STATED PROBLEM:
For the data below, work out how many lines include the string "icon" and report only the number.

+++ PROVIDED DATA +++

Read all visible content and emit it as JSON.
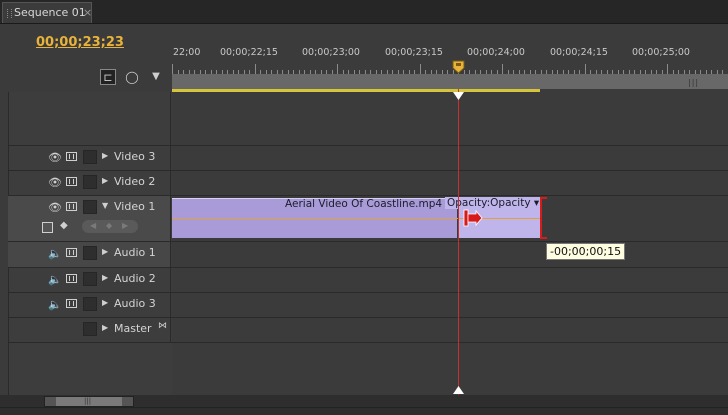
{
  "tab": {
    "title": "Sequence 01",
    "close": "×"
  },
  "timecode": "00;00;23;23",
  "controls": {
    "snap_icon": "snap-icon",
    "marker_icon": "marker-icon",
    "keyframe_icon": "keyframe-icon"
  },
  "ruler": {
    "labels": [
      "22;00",
      "00;00;22;15",
      "00;00;23;00",
      "00;00;23;15",
      "00;00;24;00",
      "00;00;24;15",
      "00;00;25;00"
    ]
  },
  "tracks": {
    "video3": "Video 3",
    "video2": "Video 2",
    "video1": "Video 1",
    "audio1": "Audio 1",
    "audio2": "Audio 2",
    "audio3": "Audio 3",
    "master": "Master"
  },
  "clip": {
    "name": "Aerial Video Of Coastline.mp4",
    "effect": "Opacity:Opacity ▾",
    "color": "#a99bd7"
  },
  "tooltip": "-00;00;00;15",
  "colors": {
    "timecode": "#e8b33a",
    "playhead": "#c9302c",
    "in_out": "#d6c43a",
    "trim": "#d61b1b"
  }
}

+++

FULL ANSWER:
3